Study text: Begin

EU Examining Google-DoubleClick Bid
The European Commission said Monday it would take until Nov. 13 to examine Google Inc.'s $3.1 billion bid for online ad tracker DoubleClick to review its proposals meant to eliminate antitrust concerns.
Google lawyer Julia Holtz said the world's largest search engine had committed to keep certain DoubleClick business practices unchanged. She did not give details.
"We believe that the deal is good for publishers, advertisers, and users -- and we trust that the Commission will reach the same conclusion and clear the transaction," she said. "Today's advertising market is highly competitive and innovative, and it is evolving very quickly."
The Nov. 13 deadline is for the EU to clear the deal or decide to open an in-depth probe that can take up to four months.
Rivals Yahoo Inc. and Microsoft Corp. say the deal will damage fair competition in the growing Internet advertising market.
New York-based DoubleClick helps its customers place and track online advertising, including search ads, which Google -- more than its nearest search competitors Yahoo and Microsoft Corp. -- has turned into an extremely lucrative business.

Study text: End

● Brief 1
For each statement, say yes or no as to whether it agrees with the Google-DoubleClick article, and quote the exact words of the article that decide it: (a) The European Commission gave itself until Nov. 13 to examine the bid; (b) Julia Holtz described the DoubleClick business practices Google had committed to keep; (c) DoubleClick is based in New York.
● Brief 2
Write the next part of the Google-DoubleClick article, continuing from its last sentence.
The records that follow are not needed for the work on the Google-DoubleClick article.

Information provided: Begin

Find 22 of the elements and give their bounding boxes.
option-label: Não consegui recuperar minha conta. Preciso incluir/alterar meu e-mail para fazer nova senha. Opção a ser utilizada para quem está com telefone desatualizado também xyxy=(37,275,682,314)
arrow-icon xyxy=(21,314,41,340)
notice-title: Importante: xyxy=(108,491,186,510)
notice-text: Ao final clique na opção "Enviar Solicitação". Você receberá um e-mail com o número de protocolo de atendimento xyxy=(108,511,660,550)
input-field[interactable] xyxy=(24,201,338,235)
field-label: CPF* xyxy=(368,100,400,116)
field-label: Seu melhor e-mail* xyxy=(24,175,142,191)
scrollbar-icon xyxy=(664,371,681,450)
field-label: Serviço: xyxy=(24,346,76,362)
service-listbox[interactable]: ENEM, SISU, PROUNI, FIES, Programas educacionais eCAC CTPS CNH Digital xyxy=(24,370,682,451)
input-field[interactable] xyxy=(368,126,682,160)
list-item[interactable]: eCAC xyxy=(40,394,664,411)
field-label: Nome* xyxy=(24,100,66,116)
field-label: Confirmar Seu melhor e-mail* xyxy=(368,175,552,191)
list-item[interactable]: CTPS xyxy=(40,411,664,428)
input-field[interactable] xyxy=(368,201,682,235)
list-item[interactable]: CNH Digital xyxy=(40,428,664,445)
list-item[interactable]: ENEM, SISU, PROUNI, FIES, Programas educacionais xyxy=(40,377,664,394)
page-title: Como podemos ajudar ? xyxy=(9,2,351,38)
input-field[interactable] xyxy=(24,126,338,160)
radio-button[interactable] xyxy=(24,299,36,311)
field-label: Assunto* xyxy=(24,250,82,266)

Information provided: End

● Result 1
(a) Yes: "it would take until Nov. 13 to examine Google Inc.'s $3.1 billion bid for online ad tracker DoubleClick"
(b) No: "She did not give details."
(c) Yes: "New York-based DoubleClick"

● Result 2
It places ads on Web pages that targeted consumers are likely to use, generating money for smaller publishers and lesser-visited pages.
Yahoo's head of European public policy, Andrew Cecil, said last week that combining the two companies would strengthen Google's dominant position in Europe and damage the online ad landscape.
"The end result will be higher prices for Internet publishers and advertisers and less choice for European consumers," he said.
Microsoft general counsel Brad Smith told a U.S. Senate hearing last month that the deal should be blocked because it would enable Google to "become the overwhelmingly dominant pipeline for all forms of online advertising" with "sole control over the largest database of user information the world has ever known."
Microsoft tried to acquire DoubleClick itself, but lost out to Google in April.
Consumer advocates have also raised privacy concerns, but EU antitrust regulators have hinted that they do not plan to examine these in detail.
David Drummond, chief legal officer at Google, told the U.S. Senate that the acquisition will not hurt competition because the online search leader doesn't compete directly with DoubleClick.
Unlike Google, DoubleClick does not sell advertising, but instead provides technology and services to companies seeking to place display ads online, Drummond said, citing other deals as proof that competition in the Internet ad market is robust.
Microsoft agreed earlier this year to pay $6 billion for Seattle-based online advertising firm aQuantive Inc. and Yahoo Inc. bought Right Media Inc. for $680 million.